#### [Do this]
All of the entries must be reproduced exactly, with no images carried over.

#### [Records supplied]
________________________________________
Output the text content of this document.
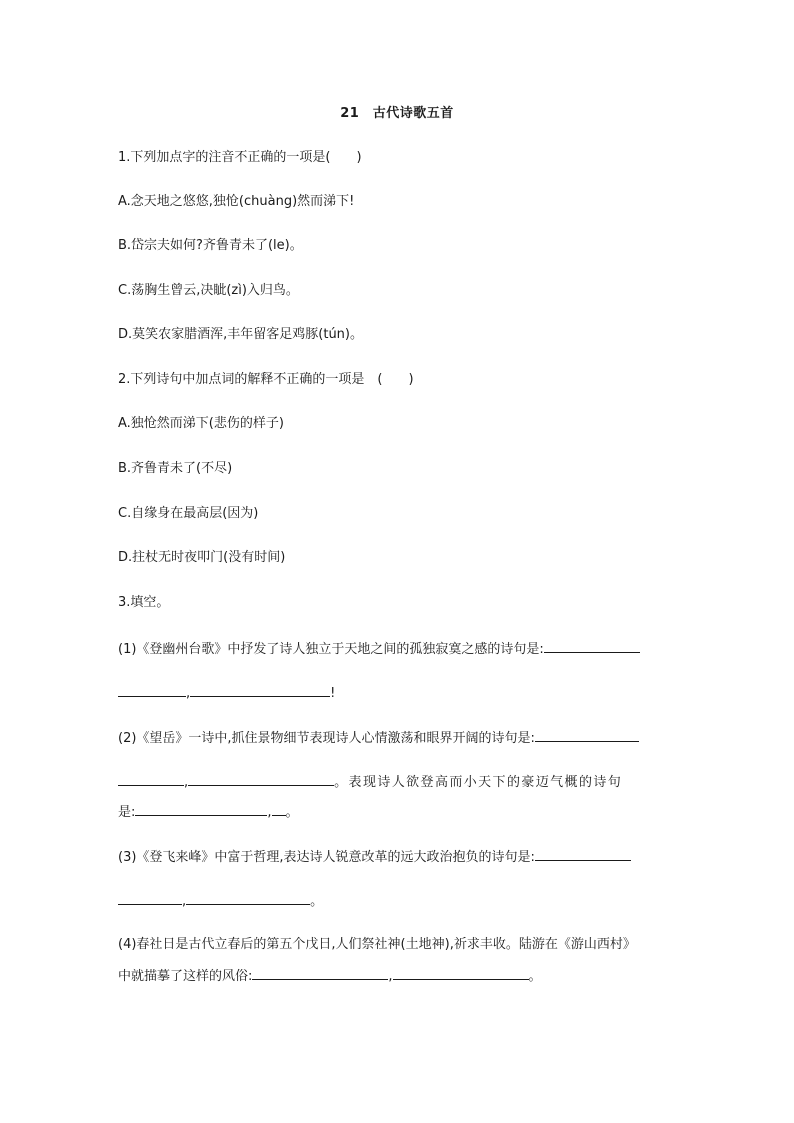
21　古代诗歌五首
1.下列加点字的注音不正确的一项是(　　)
A.念天地之悠悠,独怆(chuàng)然而涕下!
B.岱宗夫如何?齐鲁青未了(le)。
C.荡胸生曾云,决眦(zì)入归鸟。
D.莫笑农家腊酒浑,丰年留客足鸡豚(tún)。
2.下列诗句中加点词的解释不正确的一项是　(　　)
A.独怆然而涕下(悲伤的样子)
B.齐鲁青未了(不尽)
C.自缘身在最高层(因为)
D.拄杖无时夜叩门(没有时间)
3.填空。
(1)《登幽州台歌》中抒发了诗人独立于天地之间的孤独寂寞之感的诗句是:
,	!
(2)《望岳》一诗中,抓住景物细节表现诗人心情激荡和眼界开阔的诗句是:
,	。表现诗人欲登高而小天下的豪迈气概的诗句
是:	, 。
(3)《登飞来峰》中富于哲理,表达诗人锐意改革的远大政治抱负的诗句是:
,	。
(4)春社日是古代立春后的第五个戊日,人们祭社神(土地神),祈求丰收。陆游在《游山西村》
中就描摹了这样的风俗:	,	。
________________________________________
#### [Solution to the problem]
Output the text content of this document.
21　古代诗歌五首
1.下列加点字的注音不正确的一项是(　　)
A.念天地之悠悠,独怆(chuàng)然而涕下!
B.岱宗夫如何?齐鲁青未了(le)。
C.荡胸生曾云,决眦(zì)入归鸟。
D.莫笑农家腊酒浑,丰年留客足鸡豚(tún)。
2.下列诗句中加点词的解释不正确的一项是　(　　)
A.独怆然而涕下(悲伤的样子)
B.齐鲁青未了(不尽)
C.自缘身在最高层(因为)
D.拄杖无时夜叩门(没有时间)
3.填空。
(1)《登幽州台歌》中抒发了诗人独立于天地之间的孤独寂寞之感的诗句是:
,	!
(2)《望岳》一诗中,抓住景物细节表现诗人心情激荡和眼界开阔的诗句是:
,	。表现诗人欲登高而小天下的豪迈气概的诗句
是:	, 。
(3)《登飞来峰》中富于哲理,表达诗人锐意改革的远大政治抱负的诗句是:
,	。
(4)春社日是古代立春后的第五个戊日,人们祭社神(土地神),祈求丰收。陆游在《游山西村》
中就描摹了这样的风俗:	,	。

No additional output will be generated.